Determine how many lines of the material hold the string "types" and reply with only that number.

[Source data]
[START]

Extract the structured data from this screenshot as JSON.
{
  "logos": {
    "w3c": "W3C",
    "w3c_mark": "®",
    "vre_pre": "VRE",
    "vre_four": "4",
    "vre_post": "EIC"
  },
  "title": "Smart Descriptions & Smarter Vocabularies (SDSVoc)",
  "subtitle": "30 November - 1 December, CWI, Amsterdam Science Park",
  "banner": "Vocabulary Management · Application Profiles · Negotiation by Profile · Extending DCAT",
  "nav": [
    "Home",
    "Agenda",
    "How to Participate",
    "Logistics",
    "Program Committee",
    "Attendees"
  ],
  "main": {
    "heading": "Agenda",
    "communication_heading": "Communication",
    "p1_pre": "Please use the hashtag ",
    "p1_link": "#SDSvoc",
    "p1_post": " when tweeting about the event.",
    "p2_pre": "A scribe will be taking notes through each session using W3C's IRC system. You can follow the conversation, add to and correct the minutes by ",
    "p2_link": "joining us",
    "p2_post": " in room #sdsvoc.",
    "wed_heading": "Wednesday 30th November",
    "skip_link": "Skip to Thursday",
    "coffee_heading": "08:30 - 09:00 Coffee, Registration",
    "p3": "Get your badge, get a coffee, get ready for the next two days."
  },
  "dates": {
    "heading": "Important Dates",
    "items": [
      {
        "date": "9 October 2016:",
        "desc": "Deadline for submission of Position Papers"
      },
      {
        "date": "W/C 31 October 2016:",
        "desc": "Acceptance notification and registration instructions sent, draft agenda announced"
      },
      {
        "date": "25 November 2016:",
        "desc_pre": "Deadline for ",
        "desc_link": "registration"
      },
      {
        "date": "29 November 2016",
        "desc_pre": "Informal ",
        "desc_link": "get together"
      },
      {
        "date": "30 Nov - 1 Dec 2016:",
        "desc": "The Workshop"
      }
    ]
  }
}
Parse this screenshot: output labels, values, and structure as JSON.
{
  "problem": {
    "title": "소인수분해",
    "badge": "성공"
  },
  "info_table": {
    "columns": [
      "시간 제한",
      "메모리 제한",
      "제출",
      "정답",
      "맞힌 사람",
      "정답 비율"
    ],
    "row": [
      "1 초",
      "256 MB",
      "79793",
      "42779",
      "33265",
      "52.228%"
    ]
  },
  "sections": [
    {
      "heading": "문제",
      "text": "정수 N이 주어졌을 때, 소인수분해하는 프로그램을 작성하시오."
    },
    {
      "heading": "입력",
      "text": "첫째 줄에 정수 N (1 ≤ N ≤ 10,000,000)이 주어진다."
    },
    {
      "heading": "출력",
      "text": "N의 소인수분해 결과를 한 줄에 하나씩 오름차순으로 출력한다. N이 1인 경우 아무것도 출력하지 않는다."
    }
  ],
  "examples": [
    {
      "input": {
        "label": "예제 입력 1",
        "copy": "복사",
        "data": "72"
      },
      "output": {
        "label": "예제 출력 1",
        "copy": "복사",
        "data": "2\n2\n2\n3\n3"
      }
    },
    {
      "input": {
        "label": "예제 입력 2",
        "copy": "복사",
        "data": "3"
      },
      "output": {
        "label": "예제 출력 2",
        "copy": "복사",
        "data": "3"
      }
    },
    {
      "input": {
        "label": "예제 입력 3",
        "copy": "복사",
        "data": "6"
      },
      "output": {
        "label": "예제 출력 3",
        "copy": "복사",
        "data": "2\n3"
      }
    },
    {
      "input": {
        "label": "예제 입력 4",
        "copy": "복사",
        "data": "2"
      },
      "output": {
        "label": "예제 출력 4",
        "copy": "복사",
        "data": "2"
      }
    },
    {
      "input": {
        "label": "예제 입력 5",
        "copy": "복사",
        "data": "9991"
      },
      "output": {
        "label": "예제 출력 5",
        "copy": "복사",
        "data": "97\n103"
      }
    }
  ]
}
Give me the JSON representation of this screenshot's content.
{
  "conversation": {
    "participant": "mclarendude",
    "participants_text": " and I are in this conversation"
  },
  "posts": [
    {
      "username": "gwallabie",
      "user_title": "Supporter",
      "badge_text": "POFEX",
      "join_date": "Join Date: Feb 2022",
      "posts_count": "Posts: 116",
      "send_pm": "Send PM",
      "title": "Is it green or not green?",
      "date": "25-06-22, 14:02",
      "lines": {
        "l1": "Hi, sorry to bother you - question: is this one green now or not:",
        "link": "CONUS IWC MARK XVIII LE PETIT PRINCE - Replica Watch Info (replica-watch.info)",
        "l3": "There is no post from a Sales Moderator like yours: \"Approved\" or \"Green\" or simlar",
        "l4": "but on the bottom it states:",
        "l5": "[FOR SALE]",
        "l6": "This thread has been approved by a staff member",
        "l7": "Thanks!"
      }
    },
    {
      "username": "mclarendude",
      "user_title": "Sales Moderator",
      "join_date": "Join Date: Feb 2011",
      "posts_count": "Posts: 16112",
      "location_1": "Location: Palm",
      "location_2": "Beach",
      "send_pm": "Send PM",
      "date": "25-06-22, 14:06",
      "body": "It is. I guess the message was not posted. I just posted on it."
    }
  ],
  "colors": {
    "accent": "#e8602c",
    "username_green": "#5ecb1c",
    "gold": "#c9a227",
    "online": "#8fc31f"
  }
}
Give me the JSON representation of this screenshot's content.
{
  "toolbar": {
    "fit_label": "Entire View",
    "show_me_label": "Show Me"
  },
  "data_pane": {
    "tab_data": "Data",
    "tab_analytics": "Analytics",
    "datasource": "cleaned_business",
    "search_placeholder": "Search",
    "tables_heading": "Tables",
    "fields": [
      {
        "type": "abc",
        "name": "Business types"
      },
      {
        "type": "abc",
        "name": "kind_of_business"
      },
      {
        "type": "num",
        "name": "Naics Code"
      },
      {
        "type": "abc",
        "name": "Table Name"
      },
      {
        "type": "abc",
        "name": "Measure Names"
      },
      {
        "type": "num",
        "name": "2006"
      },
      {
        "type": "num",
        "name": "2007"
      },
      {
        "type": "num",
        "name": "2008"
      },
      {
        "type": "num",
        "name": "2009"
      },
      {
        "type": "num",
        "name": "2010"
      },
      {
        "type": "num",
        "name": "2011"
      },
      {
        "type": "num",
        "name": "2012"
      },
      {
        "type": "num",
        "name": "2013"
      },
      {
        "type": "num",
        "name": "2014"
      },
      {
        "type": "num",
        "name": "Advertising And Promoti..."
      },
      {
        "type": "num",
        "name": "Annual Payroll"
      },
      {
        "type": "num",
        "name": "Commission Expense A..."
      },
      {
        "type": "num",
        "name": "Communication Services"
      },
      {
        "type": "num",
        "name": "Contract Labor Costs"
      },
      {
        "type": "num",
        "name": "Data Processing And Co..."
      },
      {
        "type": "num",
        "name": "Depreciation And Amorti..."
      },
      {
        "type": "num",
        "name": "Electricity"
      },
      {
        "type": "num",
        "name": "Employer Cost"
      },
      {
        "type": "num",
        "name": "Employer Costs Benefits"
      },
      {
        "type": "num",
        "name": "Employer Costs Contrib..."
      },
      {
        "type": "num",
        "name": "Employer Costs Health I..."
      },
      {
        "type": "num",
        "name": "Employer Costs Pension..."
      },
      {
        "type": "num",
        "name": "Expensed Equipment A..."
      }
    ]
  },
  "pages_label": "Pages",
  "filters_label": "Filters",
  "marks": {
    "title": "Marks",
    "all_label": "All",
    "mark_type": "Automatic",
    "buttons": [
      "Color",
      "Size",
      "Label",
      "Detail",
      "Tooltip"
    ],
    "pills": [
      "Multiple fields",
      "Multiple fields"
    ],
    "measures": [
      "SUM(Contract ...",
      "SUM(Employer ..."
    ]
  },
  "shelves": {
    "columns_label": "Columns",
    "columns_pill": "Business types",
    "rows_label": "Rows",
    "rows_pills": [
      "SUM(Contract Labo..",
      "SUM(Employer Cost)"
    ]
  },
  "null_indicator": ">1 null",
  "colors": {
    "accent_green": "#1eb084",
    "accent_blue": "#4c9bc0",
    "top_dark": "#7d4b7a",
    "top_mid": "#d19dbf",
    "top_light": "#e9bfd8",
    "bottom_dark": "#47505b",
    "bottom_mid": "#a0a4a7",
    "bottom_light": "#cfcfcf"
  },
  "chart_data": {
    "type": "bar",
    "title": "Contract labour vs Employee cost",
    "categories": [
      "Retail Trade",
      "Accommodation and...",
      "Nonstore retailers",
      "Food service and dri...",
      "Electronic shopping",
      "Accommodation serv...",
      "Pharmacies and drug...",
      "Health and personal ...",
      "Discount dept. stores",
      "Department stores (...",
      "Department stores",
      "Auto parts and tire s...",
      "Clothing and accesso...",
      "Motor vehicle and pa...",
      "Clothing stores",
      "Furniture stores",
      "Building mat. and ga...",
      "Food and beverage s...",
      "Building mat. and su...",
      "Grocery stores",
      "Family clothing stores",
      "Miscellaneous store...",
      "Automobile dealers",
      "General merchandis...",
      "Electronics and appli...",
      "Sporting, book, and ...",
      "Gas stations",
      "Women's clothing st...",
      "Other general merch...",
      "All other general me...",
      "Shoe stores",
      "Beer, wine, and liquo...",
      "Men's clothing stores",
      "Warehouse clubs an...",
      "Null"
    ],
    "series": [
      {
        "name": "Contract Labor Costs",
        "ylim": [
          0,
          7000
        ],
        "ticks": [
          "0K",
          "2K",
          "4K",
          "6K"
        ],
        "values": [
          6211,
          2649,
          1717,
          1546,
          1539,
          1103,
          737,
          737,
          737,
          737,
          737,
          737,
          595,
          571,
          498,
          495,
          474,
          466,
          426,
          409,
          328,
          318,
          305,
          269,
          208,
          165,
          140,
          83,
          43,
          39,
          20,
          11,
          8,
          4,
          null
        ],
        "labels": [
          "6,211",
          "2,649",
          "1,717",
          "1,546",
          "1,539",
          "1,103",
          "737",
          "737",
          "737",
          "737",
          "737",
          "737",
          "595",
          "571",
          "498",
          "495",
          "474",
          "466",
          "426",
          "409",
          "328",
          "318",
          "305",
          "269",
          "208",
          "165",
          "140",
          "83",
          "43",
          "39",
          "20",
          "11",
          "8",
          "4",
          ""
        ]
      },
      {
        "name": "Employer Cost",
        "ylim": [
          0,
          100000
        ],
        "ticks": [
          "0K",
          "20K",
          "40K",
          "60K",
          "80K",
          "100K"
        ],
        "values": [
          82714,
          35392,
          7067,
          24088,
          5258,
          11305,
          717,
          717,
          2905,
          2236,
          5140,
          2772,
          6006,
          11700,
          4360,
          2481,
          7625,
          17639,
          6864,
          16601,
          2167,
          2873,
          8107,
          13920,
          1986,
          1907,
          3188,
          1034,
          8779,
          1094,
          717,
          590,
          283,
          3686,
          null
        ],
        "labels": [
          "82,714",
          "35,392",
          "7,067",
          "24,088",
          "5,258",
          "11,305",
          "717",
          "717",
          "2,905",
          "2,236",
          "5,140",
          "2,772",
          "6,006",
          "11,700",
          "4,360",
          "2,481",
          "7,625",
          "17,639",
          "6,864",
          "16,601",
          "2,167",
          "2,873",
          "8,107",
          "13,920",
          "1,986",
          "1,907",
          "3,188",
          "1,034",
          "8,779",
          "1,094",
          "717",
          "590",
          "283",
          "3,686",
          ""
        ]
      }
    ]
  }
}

[END]

• [Correct output]: 2